» **TRAVAIL DEMANDÉ**
1: Répondez aux questions suivantes à partir du texte sur l'IA Act.
(a) En quel mois et en quelle année l'IA Act a-t-il été adopté ?
(b) Depuis quand les codes de bonnes pratiques sont-ils en cours de finalisation ?
(c) Depuis quand plusieurs représentants de l'administration Trump expriment-ils leur opposition ?
2: Traduisez en anglais, s'il vous plaît, cette phrase du texte sur l'IA Act : « Adopté en mars 2024, l’IA Act a fait de l’Europe la première puissance à se doter d’un cadre juridique spécifique pour encadrer l’intelligence artificielle. »

----- TEXTE D'ÉTUDE -----

Un an après son adoption officielle, l’IA Act européen entre dans une phase décisive : celle de sa mise en œuvre concrète. Mais alors que les premiers codes de bonnes pratiques doivent entrer en vigueur d’ici l’été 2025, les tensions transatlantiques s’intensifient.
Washington multiplie les pressions diplomatiques pour en limiter la portée, redoutant un encadrement trop strict pour ses géants technologiques.
Ce bras de fer ne porte plus sur le principe même d’une régulation de l’IA, mais sur la forme qu’elle doit prendre : entre normes volontaires contraignantes côté européen, et autorégulation pragmatique côté américain, deux visions s’affrontent désormais frontalement.
L’Europe met en œuvre l’IA Act : les codes de bonnes pratiques sous les projecteurs
Adopté en mars 2024, l’IA Act a fait de l’Europe la première puissance à se doter d’un cadre juridique spécifique pour encadrer l’intelligence artificielle.
Le texte repose sur une approche graduée, proportionnée au risque que présente chaque type de système : surveillance biométrique, IA dans le recrutement, ou dans la justice font partie des cas les plus sensibles.
Mais pour les modèles fondationnels, tels que GPT-4, Claude, Gemini, ou leurs successeurs, l’Europe a opté pour un mécanisme intermédiaire : les codes de bonnes pratiques.
Ces textes, en cours de finalisation depuis début 2025, doivent proposer aux concepteurs de grands modèles :
- de documenter précisément leurs caractéristiques techniques,
- de mesurer leur impact environnemental et sociétal,
- et de garantir la transparence, la gestion des biais et la sécurité des usages.
S’ils ne sont pas obligatoires dans un premier temps, les codes seront adossés à une présomption de conformité, ce qui en fait de facto une quasi-norme dans les relations entre entreprises et régulateurs européens.
Pour Bruxelles, cette approche équilibrée permet d’encadrer les usages sans bloquer l’innovation, et d’instaurer une culture de responsabilité dans le secteur à des interdictions brutales, en créant un environnement de confiance pour les entreprises et les citoyens.
La riposte américaine : crainte d’un précédent réglementaire global
Mais côté américain, la mise en œuvre de ces codes suscite une vive inquiétude.
Depuis février 2025, plusieurs représentants de la nouvelle administration Trump, résolument pro-business et opposée à toute contrainte excessive sur les géants technologiques américains, ont exprimé leur ferme opposition à ce qu’ils considèrent comme une régulation extraterritoriale déguisée.
Leurs arguments :
- Les codes imposeraient une charge réglementaire excessive aux acteurs non européens, notamment américains.
- Ils créeraient un déséquilibre commercial, freinant l’accès des entreprises US au marché européen.
- Ils risqueraient de poser un précédent normatif mondial, compromettant la liberté d’innovation chère à Washington.

----- ENTRÉES EXTRAITES -----

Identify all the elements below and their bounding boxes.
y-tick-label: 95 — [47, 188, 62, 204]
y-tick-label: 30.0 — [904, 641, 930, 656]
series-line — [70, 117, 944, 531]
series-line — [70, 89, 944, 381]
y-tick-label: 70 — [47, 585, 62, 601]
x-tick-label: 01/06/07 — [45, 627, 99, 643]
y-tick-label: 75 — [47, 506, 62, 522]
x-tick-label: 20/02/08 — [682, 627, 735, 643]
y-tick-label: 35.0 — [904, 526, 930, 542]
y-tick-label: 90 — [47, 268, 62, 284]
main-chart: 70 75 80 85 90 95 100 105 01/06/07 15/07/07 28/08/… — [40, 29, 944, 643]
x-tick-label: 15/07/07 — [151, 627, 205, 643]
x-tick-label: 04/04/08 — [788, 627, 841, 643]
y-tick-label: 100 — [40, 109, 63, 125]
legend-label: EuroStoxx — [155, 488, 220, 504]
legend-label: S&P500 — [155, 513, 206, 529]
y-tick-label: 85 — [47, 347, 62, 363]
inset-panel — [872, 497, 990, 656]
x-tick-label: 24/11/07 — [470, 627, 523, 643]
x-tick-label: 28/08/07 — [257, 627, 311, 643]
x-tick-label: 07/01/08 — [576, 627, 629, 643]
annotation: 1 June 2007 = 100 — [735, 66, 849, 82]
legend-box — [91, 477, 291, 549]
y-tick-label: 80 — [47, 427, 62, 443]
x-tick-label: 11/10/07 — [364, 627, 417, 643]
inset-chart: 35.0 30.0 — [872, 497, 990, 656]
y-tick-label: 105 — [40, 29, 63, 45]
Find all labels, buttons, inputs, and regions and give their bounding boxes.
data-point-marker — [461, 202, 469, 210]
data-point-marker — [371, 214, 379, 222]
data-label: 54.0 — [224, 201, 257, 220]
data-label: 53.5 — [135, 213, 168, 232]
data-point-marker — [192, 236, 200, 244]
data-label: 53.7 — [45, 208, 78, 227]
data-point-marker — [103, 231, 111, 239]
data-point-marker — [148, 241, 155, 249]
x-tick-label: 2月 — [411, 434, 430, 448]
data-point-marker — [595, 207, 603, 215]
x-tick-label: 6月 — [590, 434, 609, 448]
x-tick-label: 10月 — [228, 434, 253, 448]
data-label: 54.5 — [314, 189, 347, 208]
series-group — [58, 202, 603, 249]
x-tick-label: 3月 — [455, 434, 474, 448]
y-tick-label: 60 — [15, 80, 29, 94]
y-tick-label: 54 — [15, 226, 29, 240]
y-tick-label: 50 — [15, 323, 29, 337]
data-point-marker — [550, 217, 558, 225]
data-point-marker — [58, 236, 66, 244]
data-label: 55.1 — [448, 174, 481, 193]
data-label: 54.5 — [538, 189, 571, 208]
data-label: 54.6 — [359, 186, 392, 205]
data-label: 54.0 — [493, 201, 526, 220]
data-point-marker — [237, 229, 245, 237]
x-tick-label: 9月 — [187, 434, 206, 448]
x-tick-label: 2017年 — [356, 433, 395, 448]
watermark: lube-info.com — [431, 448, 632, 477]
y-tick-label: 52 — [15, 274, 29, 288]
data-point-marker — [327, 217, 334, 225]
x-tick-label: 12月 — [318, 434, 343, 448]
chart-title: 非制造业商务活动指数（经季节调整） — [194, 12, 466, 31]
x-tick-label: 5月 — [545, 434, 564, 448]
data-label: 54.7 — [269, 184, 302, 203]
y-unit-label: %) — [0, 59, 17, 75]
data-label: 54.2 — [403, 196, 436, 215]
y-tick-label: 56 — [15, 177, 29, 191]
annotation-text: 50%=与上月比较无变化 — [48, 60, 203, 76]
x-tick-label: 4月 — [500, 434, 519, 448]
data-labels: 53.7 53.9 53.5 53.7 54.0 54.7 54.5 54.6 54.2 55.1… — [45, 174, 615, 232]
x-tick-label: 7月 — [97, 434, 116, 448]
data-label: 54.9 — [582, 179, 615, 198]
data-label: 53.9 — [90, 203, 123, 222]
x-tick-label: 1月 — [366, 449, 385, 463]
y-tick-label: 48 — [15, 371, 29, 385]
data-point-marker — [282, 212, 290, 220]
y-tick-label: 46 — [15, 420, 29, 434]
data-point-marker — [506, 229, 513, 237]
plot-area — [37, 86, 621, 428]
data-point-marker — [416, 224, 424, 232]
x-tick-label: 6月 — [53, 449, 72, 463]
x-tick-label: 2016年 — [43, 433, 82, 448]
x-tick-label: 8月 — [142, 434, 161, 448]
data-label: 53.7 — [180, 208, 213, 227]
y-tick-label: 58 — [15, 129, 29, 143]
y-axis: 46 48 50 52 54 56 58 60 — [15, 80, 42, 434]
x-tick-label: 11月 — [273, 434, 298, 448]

-----

» **EXERCICES CORRIGÉS**
1:
(a) En mars 2024.
(b) Depuis début 2025.
(c) Depuis février 2025.

2: Adopted in March 2024, the AI Act made Europe the first power to give itself a specific legal framework for regulating artificial intelligence.